**GOAL**
Copy out every line of the records where the string "техник" occurs.

-- START --

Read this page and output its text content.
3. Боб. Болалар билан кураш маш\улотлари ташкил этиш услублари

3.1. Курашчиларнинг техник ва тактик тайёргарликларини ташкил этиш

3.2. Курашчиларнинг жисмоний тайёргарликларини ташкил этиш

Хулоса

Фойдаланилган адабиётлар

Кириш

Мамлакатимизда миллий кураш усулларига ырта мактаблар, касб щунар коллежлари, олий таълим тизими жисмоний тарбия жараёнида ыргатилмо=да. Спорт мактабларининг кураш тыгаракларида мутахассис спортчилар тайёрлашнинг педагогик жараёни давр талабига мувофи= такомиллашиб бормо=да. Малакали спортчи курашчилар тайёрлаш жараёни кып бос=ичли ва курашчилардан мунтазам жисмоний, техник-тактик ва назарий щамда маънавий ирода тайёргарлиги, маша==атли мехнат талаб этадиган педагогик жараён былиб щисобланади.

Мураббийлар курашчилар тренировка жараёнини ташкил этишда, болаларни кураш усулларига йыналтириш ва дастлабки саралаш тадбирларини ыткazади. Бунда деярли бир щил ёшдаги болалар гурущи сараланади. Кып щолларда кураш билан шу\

-- END --

**CORRECT RESULT**
3.1. Курашчиларнинг техник ва тактик тайёргарликларини ташкил этиш
Мамлакатимизда миллий кураш усулларига ырта мактаблар, касб щунар коллежлари, олий таълим тизими жисмоний тарбия жараёнида ыргатилмо=да. Спорт мактабларининг кураш тыгаракларида мутахассис спортчилар тайёрлашнинг педагогик жараёни давр талабига мувофи= такомиллашиб бормо=да. Малакали спортчи курашчилар тайёрлаш жараёни кып бос=ичли ва курашчилардан мунтазам жисмоний, техник-тактик ва назарий щамда маънавий ирода тайёргарлиги, маша==атли мехнат талаб этадиган педагогик жараён былиб щисобланади.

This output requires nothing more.